◆ **Material provided**:
--------------------

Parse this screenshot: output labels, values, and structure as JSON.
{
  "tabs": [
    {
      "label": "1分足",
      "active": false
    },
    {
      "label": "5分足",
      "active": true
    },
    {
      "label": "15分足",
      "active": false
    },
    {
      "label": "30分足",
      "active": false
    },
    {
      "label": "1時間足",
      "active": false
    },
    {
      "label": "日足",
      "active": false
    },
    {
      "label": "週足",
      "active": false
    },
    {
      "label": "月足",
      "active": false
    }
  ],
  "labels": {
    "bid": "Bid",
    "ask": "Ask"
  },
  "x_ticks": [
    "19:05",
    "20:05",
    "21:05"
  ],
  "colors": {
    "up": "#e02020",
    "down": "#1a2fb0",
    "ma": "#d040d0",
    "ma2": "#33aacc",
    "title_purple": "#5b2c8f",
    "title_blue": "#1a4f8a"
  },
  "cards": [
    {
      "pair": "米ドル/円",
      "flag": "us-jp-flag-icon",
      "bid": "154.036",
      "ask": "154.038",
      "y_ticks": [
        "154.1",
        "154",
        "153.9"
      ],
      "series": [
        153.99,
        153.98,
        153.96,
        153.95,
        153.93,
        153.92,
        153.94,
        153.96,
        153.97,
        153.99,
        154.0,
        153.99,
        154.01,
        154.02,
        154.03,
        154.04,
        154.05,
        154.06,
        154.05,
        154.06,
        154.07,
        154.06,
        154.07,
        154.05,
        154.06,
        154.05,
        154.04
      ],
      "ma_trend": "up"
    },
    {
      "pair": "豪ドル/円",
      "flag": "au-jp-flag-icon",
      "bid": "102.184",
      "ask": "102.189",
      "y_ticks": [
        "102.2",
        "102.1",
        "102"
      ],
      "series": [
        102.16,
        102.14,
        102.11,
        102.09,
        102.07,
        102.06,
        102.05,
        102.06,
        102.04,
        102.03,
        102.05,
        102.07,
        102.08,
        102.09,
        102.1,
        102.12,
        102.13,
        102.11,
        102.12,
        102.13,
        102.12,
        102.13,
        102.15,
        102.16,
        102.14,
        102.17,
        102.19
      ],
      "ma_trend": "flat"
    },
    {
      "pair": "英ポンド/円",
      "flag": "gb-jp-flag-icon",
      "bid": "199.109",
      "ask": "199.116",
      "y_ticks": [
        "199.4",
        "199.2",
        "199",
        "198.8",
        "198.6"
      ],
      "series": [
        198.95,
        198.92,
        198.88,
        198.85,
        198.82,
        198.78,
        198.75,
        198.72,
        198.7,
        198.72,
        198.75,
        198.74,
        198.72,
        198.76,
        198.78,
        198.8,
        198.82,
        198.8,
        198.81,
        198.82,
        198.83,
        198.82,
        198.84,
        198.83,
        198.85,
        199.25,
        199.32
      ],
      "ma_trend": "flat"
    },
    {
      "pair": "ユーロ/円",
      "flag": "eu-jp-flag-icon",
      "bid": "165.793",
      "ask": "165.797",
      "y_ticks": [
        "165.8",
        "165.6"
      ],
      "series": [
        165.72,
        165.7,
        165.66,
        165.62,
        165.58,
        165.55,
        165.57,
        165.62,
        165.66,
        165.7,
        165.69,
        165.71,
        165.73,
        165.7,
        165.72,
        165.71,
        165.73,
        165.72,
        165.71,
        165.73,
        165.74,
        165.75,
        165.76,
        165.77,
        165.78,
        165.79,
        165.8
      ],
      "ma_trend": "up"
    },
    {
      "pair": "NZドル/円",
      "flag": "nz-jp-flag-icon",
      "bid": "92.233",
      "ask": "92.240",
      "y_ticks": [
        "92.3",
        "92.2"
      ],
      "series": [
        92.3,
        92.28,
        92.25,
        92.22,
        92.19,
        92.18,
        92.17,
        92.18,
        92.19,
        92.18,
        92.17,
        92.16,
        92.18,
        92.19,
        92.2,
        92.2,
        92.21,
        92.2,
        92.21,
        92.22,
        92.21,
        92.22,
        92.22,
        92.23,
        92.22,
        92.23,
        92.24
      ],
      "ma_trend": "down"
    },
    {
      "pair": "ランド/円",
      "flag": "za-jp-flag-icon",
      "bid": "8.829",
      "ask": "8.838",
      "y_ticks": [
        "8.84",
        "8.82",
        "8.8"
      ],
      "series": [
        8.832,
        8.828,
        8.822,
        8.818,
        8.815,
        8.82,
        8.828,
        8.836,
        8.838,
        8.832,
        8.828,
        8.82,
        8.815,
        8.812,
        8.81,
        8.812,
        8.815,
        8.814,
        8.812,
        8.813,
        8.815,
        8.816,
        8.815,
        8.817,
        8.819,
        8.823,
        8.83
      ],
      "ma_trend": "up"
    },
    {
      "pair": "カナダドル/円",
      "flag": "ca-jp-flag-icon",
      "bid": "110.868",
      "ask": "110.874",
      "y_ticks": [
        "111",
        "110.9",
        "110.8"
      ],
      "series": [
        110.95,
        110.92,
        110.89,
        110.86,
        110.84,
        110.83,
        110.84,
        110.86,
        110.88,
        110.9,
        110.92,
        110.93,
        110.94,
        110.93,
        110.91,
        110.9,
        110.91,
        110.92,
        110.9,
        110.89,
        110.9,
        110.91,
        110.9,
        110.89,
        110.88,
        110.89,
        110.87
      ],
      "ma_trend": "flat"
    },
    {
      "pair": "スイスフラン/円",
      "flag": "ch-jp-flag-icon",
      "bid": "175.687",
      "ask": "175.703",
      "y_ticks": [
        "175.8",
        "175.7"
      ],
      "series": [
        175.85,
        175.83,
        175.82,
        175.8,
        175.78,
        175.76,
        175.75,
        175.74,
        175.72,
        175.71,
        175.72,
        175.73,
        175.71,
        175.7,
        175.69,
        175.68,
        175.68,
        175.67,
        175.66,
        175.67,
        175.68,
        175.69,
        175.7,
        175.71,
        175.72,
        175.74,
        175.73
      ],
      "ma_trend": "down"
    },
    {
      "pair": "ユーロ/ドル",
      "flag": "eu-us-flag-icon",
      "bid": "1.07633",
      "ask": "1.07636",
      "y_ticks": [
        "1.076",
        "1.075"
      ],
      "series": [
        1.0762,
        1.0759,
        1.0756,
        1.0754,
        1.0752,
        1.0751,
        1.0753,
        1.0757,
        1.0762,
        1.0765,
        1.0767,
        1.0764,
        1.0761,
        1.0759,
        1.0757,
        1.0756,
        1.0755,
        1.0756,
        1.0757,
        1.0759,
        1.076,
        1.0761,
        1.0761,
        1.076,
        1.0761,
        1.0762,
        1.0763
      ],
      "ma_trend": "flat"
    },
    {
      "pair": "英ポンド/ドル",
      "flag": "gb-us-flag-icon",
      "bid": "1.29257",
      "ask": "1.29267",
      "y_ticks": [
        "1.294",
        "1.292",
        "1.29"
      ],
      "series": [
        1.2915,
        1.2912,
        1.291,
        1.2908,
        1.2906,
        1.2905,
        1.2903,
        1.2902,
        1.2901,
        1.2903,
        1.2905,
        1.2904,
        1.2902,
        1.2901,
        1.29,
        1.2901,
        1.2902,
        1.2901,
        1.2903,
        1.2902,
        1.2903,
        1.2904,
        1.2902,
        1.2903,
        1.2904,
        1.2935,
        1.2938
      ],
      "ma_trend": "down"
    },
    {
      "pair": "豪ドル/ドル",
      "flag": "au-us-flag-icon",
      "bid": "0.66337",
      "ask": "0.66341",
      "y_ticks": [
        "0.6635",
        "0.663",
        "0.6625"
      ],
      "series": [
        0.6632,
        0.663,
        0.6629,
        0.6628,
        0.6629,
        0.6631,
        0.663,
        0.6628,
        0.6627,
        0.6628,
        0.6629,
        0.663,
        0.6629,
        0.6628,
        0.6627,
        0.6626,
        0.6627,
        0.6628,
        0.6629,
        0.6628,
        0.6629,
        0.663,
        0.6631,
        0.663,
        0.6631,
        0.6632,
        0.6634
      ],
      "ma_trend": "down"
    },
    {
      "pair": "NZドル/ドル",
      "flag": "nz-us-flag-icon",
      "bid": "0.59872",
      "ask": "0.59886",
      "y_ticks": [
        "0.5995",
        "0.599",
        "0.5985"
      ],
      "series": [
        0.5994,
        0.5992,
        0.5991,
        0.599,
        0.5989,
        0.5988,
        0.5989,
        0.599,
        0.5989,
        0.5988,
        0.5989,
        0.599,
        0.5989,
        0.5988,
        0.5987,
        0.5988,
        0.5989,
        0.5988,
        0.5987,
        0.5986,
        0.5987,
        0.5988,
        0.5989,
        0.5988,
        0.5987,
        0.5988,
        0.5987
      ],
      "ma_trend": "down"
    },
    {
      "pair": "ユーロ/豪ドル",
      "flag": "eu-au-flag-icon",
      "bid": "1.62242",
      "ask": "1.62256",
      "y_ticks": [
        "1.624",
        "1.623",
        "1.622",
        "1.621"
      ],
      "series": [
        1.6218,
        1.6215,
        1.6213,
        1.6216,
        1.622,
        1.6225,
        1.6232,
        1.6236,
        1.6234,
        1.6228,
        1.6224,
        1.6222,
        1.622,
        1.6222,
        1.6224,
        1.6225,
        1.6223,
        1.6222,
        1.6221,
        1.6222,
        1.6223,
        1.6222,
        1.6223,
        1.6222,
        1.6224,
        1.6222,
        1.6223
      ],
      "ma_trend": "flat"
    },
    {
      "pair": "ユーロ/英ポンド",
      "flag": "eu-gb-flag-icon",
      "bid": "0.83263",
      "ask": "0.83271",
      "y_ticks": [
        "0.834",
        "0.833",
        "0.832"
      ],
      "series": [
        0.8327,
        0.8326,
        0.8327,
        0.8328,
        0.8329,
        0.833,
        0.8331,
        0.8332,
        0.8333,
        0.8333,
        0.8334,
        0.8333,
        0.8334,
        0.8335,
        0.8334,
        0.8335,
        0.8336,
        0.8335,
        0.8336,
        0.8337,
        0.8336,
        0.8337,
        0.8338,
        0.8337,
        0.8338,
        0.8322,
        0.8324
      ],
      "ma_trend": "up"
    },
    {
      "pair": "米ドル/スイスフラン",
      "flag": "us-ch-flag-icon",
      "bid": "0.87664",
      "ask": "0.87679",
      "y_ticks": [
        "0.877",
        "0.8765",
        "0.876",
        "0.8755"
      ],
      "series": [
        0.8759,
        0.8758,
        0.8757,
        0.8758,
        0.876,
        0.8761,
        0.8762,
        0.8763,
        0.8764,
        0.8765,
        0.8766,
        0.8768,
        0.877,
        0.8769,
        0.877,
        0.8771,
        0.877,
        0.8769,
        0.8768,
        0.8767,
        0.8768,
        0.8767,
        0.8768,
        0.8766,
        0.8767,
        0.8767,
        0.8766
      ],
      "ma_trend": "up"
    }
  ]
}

--------------------

◆ **Task description**:
Tell how many lines in the material above include the word "英ポンド", giving the number only.

◆ **Solved problem**:
3